Find each line with the string "حديث" and copy it.

------ SUPPLIED RECORDS ------

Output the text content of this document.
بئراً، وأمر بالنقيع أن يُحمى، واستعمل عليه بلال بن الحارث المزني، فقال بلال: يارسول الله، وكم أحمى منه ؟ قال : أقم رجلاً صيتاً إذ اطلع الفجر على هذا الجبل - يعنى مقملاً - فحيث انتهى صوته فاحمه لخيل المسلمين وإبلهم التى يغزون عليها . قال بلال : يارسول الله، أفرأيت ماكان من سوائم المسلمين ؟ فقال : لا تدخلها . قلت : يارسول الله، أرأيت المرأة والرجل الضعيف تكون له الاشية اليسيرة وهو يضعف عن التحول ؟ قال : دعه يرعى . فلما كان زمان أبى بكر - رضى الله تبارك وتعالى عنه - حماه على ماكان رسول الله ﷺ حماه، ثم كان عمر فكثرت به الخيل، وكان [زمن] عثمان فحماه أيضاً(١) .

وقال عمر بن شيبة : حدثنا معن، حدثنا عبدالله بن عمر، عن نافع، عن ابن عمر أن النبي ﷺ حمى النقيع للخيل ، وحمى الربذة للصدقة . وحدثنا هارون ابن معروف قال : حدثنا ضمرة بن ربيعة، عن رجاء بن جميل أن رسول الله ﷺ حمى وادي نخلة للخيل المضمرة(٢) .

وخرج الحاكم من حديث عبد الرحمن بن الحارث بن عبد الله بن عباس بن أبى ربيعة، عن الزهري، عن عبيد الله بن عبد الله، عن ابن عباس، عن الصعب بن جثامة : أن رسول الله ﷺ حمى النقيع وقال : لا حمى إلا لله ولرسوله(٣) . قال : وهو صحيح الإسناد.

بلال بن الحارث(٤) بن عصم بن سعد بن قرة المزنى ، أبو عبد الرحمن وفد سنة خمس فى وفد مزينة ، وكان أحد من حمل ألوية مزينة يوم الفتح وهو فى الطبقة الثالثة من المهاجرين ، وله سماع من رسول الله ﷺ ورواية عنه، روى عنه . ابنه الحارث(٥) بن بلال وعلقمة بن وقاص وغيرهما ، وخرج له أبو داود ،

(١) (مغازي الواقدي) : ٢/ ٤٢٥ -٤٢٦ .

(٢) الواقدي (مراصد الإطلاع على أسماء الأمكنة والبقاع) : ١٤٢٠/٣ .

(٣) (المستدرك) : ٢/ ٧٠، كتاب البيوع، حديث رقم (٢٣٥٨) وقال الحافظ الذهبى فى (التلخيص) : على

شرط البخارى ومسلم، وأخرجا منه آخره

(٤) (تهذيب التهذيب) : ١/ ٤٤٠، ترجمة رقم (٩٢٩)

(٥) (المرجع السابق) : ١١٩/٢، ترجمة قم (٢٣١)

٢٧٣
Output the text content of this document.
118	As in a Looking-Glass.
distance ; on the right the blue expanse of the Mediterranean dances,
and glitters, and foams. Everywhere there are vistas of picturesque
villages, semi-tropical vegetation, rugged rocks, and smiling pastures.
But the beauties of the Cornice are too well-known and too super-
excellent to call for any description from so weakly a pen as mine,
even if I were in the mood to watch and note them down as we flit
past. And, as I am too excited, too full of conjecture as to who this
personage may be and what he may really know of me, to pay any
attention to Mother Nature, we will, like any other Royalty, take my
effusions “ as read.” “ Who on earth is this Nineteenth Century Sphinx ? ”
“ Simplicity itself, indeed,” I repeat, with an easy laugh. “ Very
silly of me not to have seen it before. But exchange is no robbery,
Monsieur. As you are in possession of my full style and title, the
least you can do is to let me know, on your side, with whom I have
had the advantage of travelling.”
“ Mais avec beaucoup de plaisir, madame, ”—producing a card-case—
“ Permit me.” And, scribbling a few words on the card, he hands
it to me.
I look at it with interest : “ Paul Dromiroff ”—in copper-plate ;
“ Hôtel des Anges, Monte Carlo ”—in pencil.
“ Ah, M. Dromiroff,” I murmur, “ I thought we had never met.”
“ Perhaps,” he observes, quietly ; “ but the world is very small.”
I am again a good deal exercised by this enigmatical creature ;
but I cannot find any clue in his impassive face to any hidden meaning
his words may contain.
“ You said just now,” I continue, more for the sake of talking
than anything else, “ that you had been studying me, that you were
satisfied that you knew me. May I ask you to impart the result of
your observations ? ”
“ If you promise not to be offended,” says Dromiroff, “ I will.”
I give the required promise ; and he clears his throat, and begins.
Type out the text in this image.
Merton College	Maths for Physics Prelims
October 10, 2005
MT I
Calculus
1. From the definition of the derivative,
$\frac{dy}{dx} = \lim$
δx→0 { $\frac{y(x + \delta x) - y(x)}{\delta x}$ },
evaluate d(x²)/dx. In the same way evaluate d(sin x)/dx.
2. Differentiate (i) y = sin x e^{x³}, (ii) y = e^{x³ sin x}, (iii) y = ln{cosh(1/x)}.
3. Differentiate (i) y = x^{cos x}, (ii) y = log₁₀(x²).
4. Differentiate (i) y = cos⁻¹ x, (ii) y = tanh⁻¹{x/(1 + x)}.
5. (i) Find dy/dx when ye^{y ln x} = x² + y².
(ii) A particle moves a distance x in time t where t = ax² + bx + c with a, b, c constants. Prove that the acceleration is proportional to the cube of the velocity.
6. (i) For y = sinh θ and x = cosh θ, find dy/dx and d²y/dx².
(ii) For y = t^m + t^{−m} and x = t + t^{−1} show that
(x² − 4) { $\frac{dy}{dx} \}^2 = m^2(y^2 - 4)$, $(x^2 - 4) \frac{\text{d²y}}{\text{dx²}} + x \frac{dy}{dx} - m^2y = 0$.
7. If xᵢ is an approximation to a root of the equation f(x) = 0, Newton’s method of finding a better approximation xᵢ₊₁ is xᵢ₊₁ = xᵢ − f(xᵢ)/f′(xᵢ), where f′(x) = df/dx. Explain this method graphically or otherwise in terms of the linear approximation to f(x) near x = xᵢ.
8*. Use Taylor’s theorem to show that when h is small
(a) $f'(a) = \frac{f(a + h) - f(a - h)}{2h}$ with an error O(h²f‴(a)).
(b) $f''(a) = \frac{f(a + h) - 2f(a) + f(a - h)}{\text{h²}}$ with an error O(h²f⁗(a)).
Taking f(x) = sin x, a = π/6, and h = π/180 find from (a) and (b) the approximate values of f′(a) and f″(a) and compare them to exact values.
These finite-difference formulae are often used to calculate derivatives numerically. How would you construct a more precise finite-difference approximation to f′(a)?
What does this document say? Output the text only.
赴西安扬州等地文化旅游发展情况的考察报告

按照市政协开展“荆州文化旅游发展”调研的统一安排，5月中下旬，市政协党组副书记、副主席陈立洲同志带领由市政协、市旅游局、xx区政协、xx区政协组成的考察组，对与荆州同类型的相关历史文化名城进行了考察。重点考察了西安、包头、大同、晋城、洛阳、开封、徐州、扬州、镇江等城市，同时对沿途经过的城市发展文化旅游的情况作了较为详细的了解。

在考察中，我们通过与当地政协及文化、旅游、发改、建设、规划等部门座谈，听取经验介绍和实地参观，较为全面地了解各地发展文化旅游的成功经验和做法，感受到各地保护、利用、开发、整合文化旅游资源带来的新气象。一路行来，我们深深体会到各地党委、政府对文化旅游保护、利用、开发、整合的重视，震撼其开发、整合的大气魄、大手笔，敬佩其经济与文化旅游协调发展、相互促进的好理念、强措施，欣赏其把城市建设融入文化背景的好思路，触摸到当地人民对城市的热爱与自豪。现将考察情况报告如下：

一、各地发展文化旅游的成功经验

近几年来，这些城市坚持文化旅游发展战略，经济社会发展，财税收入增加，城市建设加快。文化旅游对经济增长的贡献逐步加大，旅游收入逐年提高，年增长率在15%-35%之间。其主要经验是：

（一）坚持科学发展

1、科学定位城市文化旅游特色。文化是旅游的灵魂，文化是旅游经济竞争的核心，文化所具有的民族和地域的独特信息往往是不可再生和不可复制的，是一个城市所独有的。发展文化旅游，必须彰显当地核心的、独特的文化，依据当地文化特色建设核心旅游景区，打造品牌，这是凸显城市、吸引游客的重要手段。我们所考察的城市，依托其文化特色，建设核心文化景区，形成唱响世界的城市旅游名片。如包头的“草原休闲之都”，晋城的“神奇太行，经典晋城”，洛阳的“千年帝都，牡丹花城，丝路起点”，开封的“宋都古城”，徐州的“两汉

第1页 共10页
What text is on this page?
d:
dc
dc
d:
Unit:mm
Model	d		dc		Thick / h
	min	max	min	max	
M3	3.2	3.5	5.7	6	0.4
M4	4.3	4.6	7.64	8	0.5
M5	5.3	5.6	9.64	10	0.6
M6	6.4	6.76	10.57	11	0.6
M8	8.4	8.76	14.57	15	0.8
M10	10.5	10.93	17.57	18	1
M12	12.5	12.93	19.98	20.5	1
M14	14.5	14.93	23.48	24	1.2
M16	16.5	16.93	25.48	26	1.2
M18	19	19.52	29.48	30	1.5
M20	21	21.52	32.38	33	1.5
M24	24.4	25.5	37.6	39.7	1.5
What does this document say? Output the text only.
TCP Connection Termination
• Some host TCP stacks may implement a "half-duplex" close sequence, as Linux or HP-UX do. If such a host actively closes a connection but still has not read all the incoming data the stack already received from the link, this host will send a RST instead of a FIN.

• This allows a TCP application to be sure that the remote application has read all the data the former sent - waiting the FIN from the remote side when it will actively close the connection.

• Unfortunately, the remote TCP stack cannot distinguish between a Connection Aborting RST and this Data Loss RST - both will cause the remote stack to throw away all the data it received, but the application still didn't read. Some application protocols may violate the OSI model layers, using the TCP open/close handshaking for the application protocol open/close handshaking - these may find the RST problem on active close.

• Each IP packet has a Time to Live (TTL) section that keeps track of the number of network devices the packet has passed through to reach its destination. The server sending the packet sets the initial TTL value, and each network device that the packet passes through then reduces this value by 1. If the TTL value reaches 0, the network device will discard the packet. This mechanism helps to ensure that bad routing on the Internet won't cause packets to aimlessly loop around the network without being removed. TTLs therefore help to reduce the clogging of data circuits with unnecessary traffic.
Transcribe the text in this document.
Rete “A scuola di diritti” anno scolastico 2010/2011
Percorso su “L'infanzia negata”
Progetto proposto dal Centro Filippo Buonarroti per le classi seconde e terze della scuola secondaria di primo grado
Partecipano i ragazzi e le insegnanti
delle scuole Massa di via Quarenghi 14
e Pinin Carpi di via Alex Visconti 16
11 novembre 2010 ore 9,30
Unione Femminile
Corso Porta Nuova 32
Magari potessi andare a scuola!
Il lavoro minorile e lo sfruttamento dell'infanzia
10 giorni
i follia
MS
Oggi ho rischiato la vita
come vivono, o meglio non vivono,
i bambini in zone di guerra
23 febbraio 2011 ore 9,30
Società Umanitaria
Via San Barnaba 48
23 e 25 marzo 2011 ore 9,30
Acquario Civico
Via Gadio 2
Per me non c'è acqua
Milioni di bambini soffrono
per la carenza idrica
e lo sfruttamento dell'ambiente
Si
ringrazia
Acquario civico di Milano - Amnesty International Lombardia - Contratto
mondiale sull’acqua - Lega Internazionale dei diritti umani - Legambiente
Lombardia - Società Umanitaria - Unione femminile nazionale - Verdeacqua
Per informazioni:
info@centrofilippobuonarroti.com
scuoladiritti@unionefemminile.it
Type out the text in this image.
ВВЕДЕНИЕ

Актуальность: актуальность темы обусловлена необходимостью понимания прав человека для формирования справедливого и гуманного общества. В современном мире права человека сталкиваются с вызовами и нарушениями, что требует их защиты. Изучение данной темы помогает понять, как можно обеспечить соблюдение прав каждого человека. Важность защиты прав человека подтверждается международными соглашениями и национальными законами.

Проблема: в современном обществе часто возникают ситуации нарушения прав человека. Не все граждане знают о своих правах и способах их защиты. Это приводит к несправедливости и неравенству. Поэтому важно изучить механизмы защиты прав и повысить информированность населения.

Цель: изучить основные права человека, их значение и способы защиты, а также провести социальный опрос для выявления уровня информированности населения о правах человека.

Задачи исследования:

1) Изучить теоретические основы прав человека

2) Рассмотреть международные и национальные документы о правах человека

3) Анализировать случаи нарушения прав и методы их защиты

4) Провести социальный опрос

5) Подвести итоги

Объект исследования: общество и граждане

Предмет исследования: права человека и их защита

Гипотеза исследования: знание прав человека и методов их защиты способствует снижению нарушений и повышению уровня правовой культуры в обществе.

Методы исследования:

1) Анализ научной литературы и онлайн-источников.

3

------

— PROBLEM SOLUTION —
وخرج الحاكم من حديث عبد الرحمن بن الحارث بن عبد الله بن عباس بن أبى ربيعة، عن الزهري، عن عبيد الله بن عبد الله، عن ابن عباس، عن الصعب بن جثامة : أن رسول الله ﷺ حمى النقيع وقال : لا حمى إلا لله ولرسوله(٣) . قال : وهو صحيح الإسناد.
(٣) (المستدرك) : ٢/ ٧٠، كتاب البيوع، حديث رقم (٢٣٥٨) وقال الحافظ الذهبى فى (التلخيص) : على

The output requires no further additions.